%%

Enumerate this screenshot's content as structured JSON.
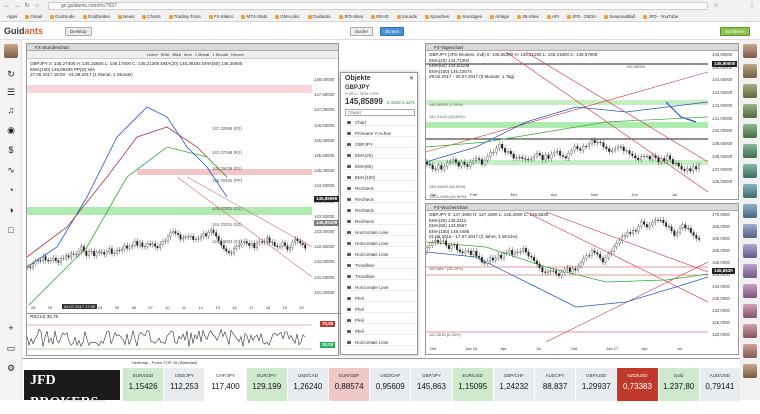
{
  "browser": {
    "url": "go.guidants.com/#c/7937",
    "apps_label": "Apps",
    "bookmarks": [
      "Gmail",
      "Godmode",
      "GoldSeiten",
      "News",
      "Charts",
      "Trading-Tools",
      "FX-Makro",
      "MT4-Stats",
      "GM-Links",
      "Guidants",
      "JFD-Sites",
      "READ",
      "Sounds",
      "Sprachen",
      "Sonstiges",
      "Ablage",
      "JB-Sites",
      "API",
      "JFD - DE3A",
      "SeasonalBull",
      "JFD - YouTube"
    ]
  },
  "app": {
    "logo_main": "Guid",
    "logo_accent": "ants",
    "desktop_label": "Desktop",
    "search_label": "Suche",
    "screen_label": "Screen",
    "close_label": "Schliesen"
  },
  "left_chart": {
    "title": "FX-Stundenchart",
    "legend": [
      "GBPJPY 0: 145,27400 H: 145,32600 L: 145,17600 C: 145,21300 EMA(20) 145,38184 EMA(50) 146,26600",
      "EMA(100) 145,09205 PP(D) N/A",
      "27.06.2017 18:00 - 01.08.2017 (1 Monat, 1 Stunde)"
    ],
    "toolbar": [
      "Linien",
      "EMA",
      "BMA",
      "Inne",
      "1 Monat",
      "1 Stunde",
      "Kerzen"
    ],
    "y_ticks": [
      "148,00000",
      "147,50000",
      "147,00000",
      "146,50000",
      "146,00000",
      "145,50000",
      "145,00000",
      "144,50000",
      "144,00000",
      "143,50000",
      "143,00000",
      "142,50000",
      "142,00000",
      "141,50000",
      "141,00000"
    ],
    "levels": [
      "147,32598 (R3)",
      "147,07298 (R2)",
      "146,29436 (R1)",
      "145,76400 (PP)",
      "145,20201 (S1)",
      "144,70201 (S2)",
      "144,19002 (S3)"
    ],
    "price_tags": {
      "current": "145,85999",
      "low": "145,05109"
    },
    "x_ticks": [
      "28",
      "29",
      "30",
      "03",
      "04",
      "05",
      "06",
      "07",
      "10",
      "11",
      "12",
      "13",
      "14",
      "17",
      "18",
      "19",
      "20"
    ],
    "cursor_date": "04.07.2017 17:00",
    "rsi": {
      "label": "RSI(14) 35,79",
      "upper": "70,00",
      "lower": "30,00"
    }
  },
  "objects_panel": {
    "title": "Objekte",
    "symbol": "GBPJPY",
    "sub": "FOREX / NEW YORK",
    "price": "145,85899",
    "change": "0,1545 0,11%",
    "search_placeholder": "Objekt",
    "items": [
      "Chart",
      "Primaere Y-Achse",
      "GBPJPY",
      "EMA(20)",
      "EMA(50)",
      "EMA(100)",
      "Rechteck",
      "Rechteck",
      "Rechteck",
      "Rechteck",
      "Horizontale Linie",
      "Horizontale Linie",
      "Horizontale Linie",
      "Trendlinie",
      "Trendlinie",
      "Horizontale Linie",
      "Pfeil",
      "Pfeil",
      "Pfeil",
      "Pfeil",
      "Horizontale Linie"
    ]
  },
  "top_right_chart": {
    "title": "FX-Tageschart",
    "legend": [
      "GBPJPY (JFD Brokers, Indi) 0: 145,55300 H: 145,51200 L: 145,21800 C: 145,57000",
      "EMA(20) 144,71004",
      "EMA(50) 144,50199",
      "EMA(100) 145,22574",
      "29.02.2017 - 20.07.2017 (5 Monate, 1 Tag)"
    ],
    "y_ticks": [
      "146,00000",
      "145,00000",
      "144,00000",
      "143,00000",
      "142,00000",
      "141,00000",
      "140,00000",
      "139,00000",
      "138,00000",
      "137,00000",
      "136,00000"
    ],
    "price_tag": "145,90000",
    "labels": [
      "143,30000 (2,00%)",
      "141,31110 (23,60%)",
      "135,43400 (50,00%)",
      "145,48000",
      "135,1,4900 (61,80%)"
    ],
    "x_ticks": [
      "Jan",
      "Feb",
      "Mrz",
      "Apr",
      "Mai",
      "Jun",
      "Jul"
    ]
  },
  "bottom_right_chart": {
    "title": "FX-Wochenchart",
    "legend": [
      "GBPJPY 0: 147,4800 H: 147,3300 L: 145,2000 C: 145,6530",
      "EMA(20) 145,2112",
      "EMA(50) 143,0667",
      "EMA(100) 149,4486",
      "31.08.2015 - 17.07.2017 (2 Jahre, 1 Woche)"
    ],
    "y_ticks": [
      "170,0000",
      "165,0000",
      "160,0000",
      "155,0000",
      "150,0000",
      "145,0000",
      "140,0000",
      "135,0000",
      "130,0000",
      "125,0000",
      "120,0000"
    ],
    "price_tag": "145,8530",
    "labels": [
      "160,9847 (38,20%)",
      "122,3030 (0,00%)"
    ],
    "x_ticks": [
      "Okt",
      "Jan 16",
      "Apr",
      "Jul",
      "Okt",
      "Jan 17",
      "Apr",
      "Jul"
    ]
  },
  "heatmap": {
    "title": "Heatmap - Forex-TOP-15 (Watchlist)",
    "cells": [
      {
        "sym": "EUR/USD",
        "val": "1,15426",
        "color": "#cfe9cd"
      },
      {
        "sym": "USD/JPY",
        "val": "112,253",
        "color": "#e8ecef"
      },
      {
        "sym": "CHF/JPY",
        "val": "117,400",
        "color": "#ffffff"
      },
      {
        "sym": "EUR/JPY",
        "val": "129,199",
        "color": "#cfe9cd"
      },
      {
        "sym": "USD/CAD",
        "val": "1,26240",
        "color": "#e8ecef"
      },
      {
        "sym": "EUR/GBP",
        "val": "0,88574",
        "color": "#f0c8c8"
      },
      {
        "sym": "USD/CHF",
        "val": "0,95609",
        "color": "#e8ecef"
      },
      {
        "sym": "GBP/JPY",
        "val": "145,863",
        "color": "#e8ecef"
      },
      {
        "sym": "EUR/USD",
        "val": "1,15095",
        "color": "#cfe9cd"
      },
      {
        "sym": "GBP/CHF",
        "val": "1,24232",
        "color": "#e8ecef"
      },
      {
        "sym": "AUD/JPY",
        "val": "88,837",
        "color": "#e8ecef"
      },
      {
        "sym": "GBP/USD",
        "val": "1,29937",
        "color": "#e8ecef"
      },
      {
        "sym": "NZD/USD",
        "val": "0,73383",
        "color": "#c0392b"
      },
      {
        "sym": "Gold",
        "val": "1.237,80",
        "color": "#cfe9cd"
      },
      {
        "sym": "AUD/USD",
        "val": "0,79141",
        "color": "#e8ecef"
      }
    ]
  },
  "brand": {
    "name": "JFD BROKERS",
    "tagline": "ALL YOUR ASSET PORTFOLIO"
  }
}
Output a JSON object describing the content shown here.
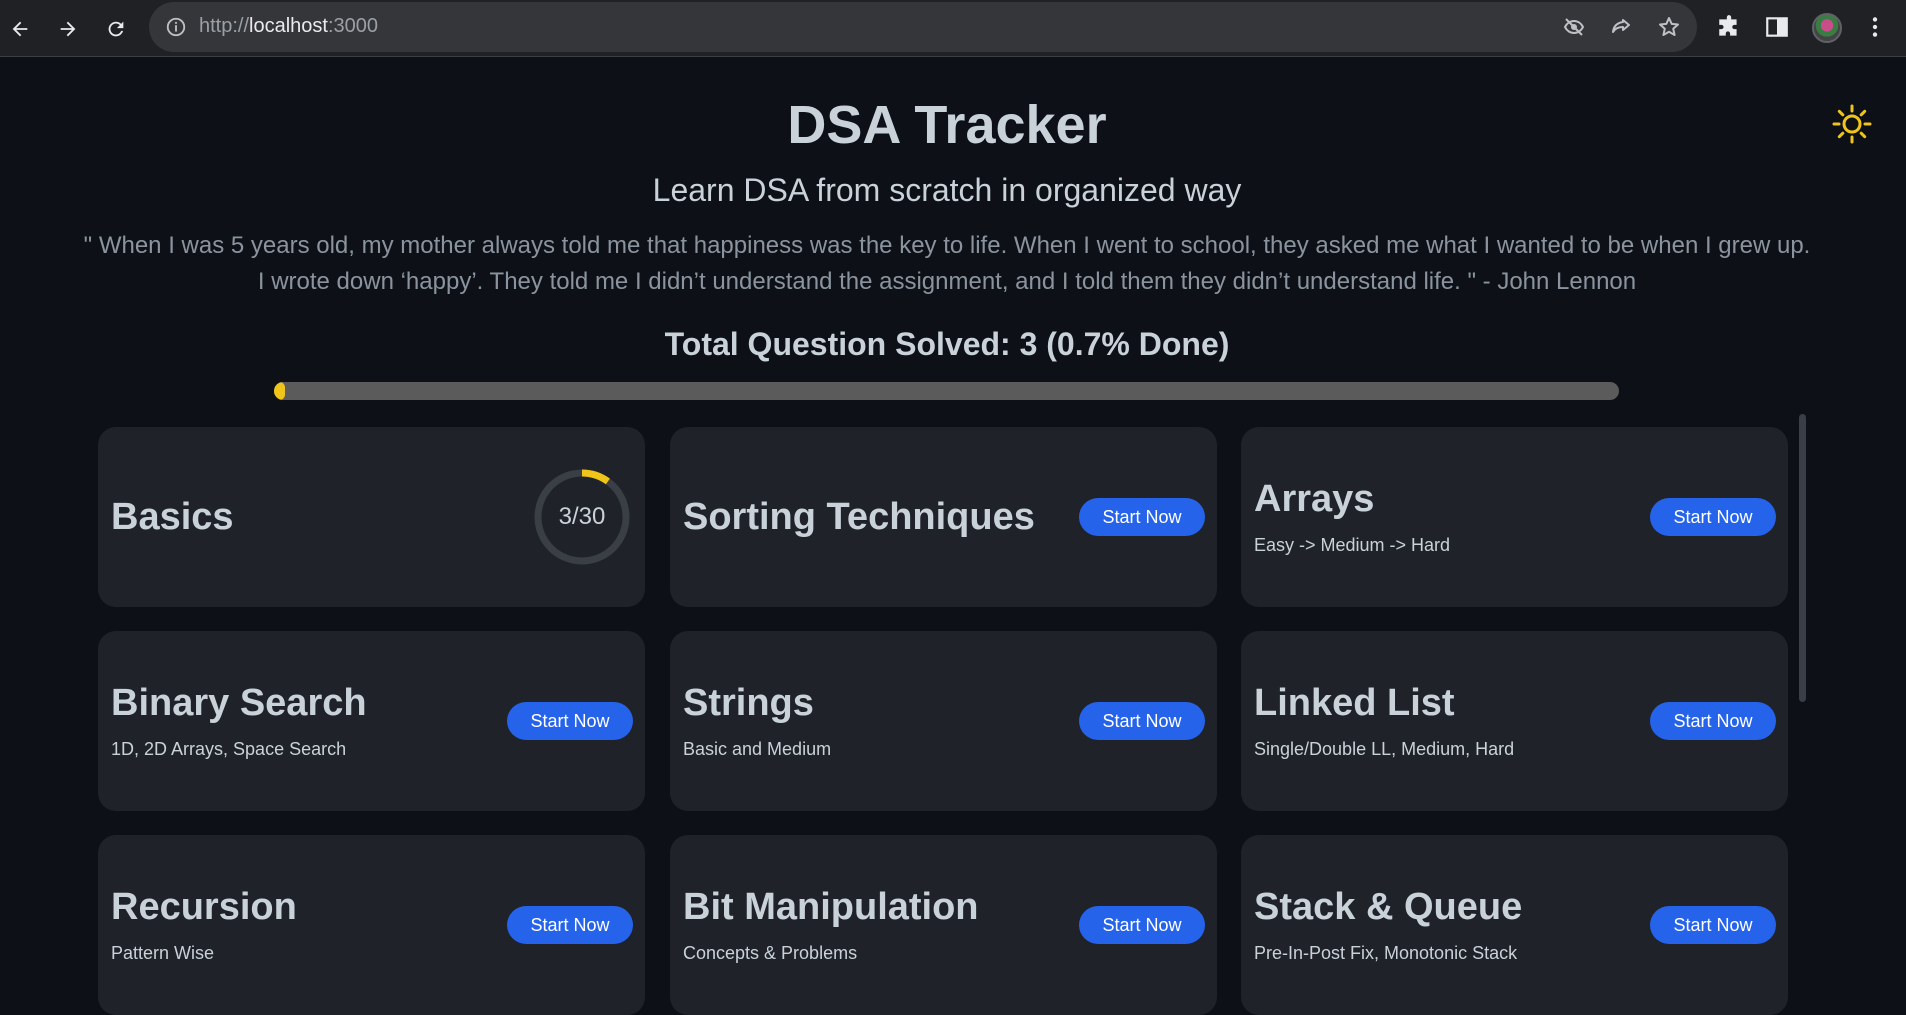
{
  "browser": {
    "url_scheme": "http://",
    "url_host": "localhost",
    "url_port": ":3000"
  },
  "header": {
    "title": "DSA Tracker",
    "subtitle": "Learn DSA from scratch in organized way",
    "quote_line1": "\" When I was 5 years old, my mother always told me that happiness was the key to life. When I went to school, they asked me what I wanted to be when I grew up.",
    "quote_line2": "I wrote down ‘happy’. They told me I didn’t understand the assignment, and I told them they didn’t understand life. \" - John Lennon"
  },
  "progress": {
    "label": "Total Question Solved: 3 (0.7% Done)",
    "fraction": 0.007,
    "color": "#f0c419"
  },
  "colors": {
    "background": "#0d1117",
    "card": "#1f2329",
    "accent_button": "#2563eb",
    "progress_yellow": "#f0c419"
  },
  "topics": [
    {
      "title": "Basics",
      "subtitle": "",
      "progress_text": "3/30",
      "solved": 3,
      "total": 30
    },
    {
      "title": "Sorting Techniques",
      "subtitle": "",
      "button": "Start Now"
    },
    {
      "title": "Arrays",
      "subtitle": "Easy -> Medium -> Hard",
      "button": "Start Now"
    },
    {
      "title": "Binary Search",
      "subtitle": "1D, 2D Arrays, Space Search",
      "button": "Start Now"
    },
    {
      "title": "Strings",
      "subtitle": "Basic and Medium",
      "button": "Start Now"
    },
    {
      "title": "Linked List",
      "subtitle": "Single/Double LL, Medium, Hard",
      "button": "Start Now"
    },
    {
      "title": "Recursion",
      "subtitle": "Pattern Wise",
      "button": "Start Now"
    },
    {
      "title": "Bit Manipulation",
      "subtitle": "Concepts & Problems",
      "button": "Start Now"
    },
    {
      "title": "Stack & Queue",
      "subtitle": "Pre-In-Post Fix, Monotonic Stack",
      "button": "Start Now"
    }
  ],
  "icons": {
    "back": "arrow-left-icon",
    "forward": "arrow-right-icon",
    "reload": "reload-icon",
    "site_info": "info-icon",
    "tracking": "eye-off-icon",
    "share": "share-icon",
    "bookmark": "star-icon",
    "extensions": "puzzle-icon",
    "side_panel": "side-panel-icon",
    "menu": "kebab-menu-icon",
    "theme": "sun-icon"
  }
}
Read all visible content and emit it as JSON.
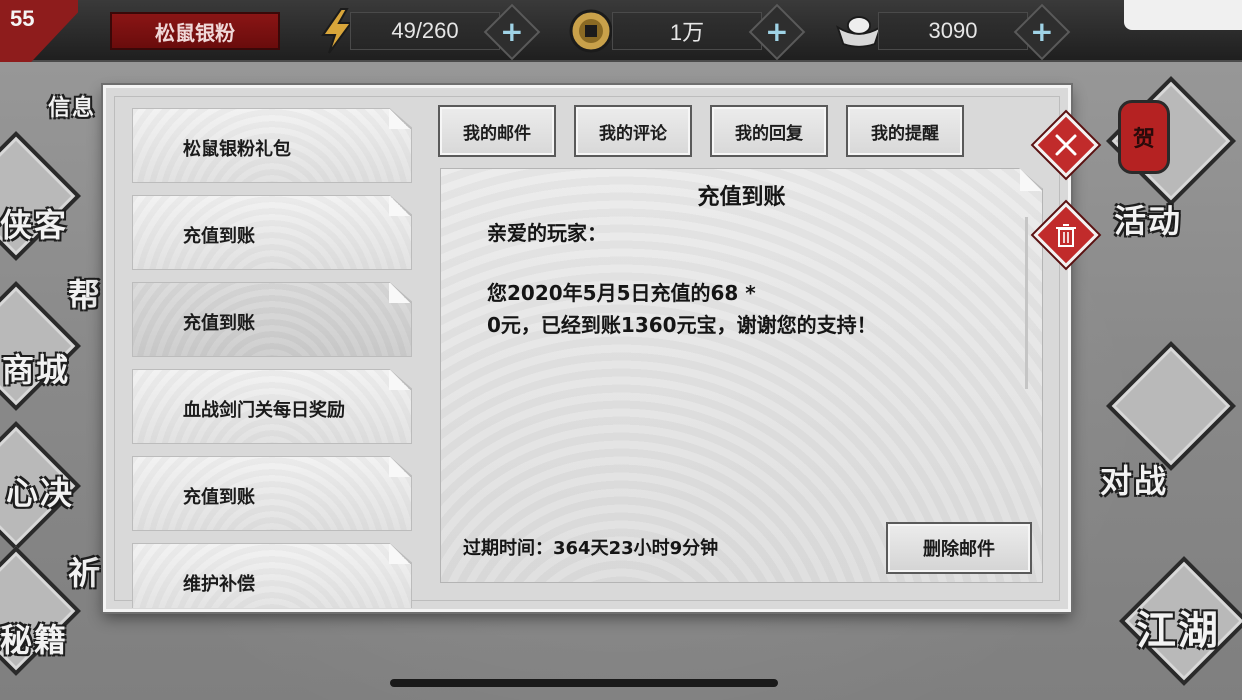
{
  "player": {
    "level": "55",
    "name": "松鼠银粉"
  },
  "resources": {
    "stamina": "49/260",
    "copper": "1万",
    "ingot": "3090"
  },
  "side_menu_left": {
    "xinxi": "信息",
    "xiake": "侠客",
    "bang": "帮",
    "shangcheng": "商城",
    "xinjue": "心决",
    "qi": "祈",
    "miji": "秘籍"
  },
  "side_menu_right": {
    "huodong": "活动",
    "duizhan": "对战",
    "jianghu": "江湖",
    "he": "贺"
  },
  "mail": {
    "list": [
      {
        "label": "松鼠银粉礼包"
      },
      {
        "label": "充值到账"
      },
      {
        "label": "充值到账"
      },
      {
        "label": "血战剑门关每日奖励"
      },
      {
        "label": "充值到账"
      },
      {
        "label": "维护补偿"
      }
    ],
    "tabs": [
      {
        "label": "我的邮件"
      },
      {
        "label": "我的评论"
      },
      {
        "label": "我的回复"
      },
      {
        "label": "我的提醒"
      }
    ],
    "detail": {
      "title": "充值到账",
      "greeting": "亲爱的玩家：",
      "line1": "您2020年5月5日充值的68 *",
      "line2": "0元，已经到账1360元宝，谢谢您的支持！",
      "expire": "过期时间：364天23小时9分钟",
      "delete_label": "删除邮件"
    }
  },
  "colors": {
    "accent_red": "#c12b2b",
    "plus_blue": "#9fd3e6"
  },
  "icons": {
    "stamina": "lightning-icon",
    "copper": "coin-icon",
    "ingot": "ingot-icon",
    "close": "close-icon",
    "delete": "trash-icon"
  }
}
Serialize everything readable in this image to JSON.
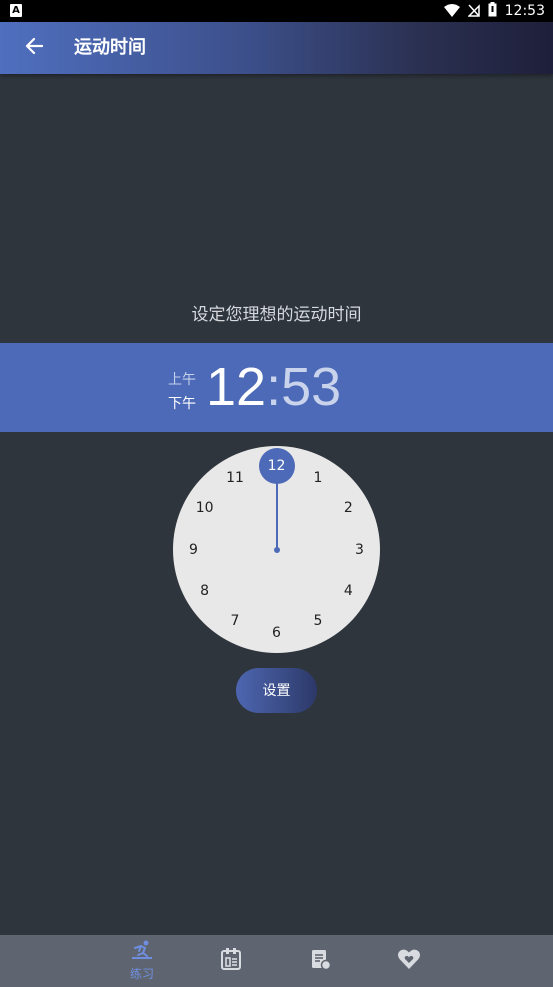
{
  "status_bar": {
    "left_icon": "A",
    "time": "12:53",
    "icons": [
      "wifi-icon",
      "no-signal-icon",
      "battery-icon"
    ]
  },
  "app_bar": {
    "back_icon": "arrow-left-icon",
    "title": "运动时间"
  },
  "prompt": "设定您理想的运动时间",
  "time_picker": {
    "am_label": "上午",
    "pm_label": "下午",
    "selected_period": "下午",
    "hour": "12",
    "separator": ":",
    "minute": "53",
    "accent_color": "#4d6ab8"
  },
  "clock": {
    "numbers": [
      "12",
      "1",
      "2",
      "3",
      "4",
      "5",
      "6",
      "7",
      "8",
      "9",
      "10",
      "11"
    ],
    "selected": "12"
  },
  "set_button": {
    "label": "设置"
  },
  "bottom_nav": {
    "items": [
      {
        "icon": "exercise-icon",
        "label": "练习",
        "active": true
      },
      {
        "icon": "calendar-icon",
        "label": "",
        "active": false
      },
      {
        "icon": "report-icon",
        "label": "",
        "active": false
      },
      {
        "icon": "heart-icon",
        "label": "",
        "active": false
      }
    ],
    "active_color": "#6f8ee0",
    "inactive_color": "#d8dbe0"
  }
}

%%

Problem statement:
Retype, word for word, only the lines from the line with "Serialize everything readable" to the final line of the listing above; the pictures do not belong in the copy.

Full output:
Serialize everything readable in this image to JSON.
{
  "status_bar": {
    "left_icon": "A",
    "time": "12:53",
    "icons": [
      "wifi-icon",
      "no-signal-icon",
      "battery-icon"
    ]
  },
  "app_bar": {
    "back_icon": "arrow-left-icon",
    "title": "运动时间"
  },
  "prompt": "设定您理想的运动时间",
  "time_picker": {
    "am_label": "上午",
    "pm_label": "下午",
    "selected_period": "下午",
    "hour": "12",
    "separator": ":",
    "minute": "53",
    "accent_color": "#4d6ab8"
  },
  "clock": {
    "numbers": [
      "12",
      "1",
      "2",
      "3",
      "4",
      "5",
      "6",
      "7",
      "8",
      "9",
      "10",
      "11"
    ],
    "selected": "12"
  },
  "set_button": {
    "label": "设置"
  },
  "bottom_nav": {
    "items": [
      {
        "icon": "exercise-icon",
        "label": "练习",
        "active": true
      },
      {
        "icon": "calendar-icon",
        "label": "",
        "active": false
      },
      {
        "icon": "report-icon",
        "label": "",
        "active": false
      },
      {
        "icon": "heart-icon",
        "label": "",
        "active": false
      }
    ],
    "active_color": "#6f8ee0",
    "inactive_color": "#d8dbe0"
  }
}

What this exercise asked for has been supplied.